[GIVEN ENTRIES]:
= = = = = = =

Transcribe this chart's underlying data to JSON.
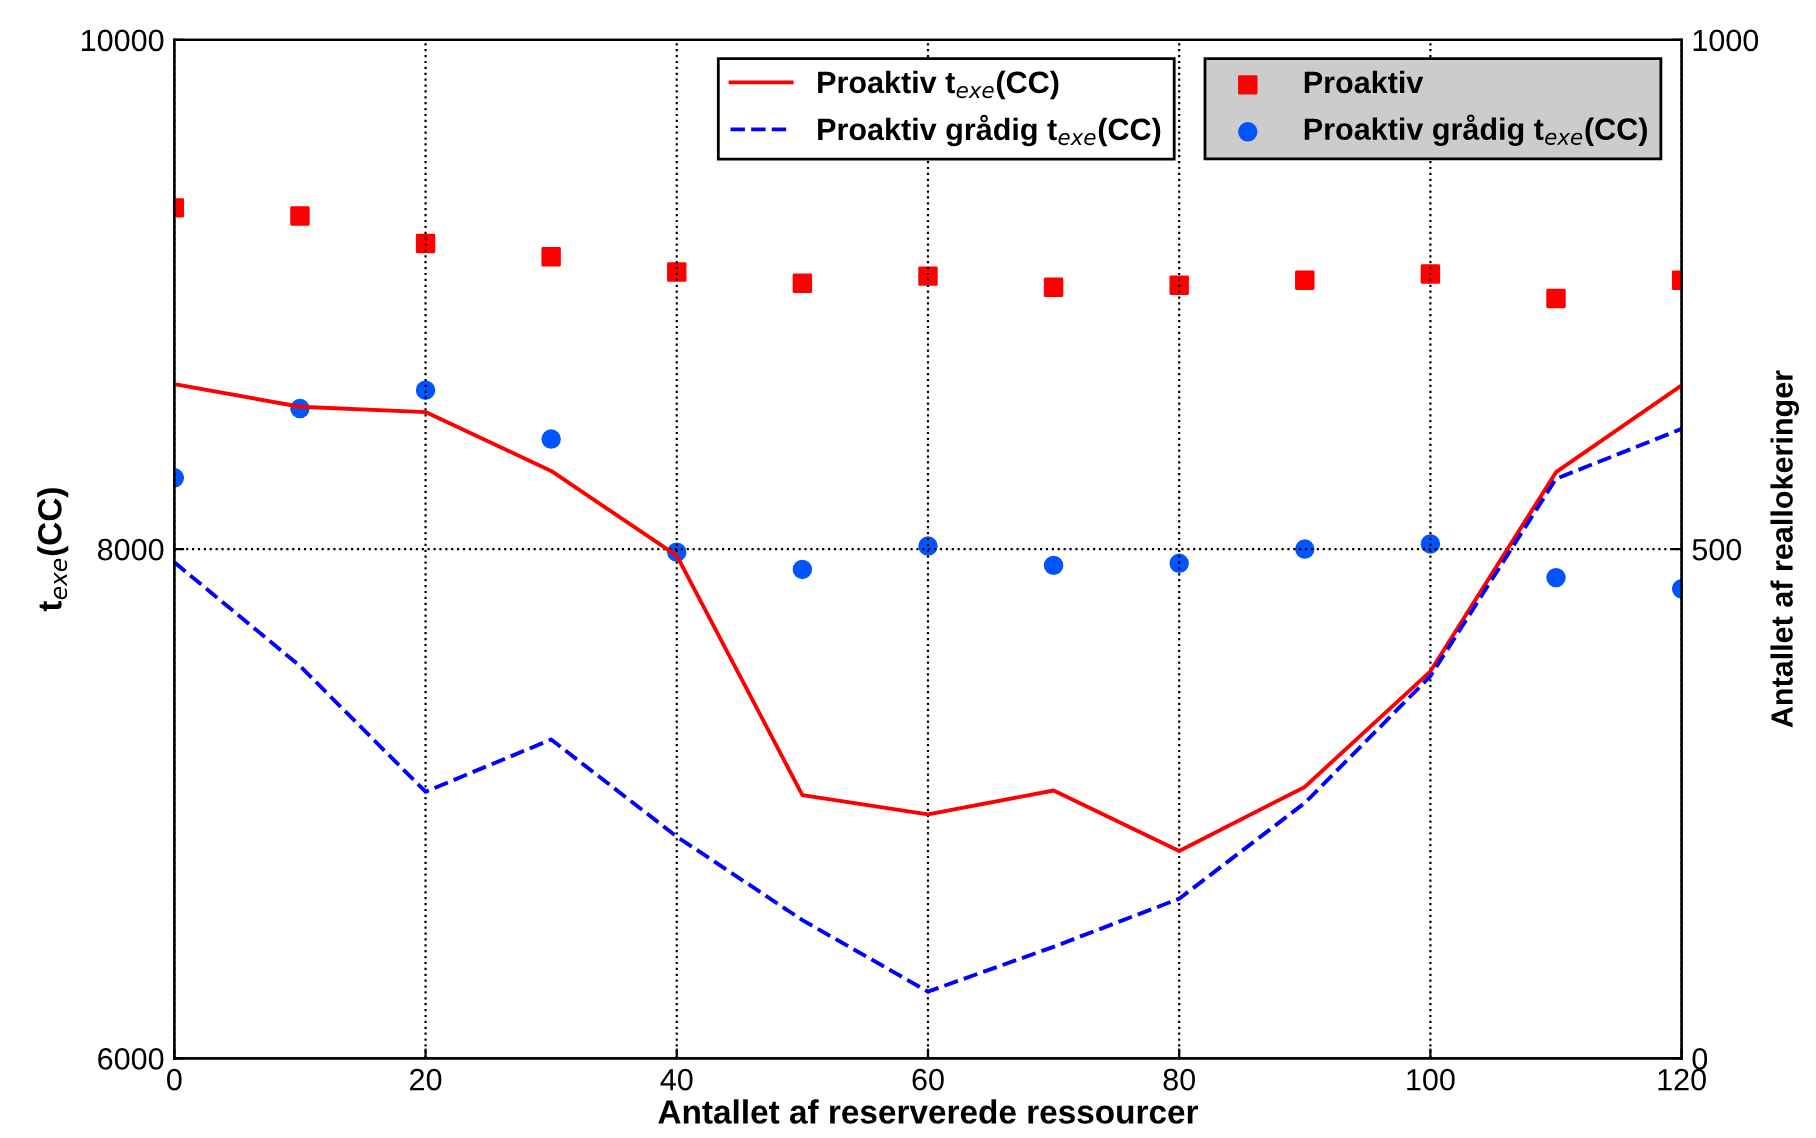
{
  "chart_data": {
    "type": "line",
    "xlabel": "Antallet af reserverede ressourcer",
    "ylabel": "t$_{exe}$(CC)",
    "y2label": "Antallet af reallokeringer",
    "x": [
      0,
      10,
      20,
      30,
      40,
      50,
      60,
      70,
      80,
      90,
      100,
      110,
      120
    ],
    "xlim": [
      0,
      120
    ],
    "xticks": [
      0,
      20,
      40,
      60,
      80,
      100,
      120
    ],
    "ylim": [
      6000,
      10000
    ],
    "yticks": [
      6000,
      8000,
      10000
    ],
    "y2lim": [
      0,
      1000
    ],
    "y2ticks": [
      0,
      500,
      1000
    ],
    "grid": true,
    "legend": "top right",
    "series": [
      {
        "name": "Proaktiv t$_{exe}$(CC)",
        "color": "#ff0000",
        "line_style": "solid",
        "values": [
          8648,
          8559,
          8538,
          8307,
          7974,
          7034,
          6958,
          7052,
          6814,
          7066,
          7520,
          8302,
          8643
        ]
      },
      {
        "name": "Proaktiv grådig t$_{exe}$(CC)",
        "color": "#0000ff",
        "line_style": "dashed",
        "values": [
          7948,
          7541,
          7047,
          7252,
          6871,
          6543,
          6262,
          6438,
          6627,
          7003,
          7501,
          8276,
          8472
        ]
      },
      {
        "name": "Proaktiv",
        "type": "scatter",
        "axis": "y2",
        "marker": "square",
        "color": "#ff0000",
        "values": [
          835,
          827,
          800,
          787,
          772,
          761,
          768,
          757,
          759,
          764,
          770,
          746,
          764
        ]
      },
      {
        "name": "Proaktiv grådig t$_{exe}$(CC)",
        "type": "scatter",
        "axis": "y2",
        "marker": "circle",
        "color": "#0055ff",
        "values": [
          570,
          638,
          656,
          608,
          497,
          480,
          503,
          484,
          486,
          500,
          505,
          472,
          461
        ]
      }
    ]
  }
}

= = = = = = =

[YOUR TASK]: Only lines with "Antallet" are wanted here; list each of them.

[SOLVED PROBLEM]:
    "xlabel": "Antallet af reserverede ressourcer",
    "y2label": "Antallet af reallokeringer",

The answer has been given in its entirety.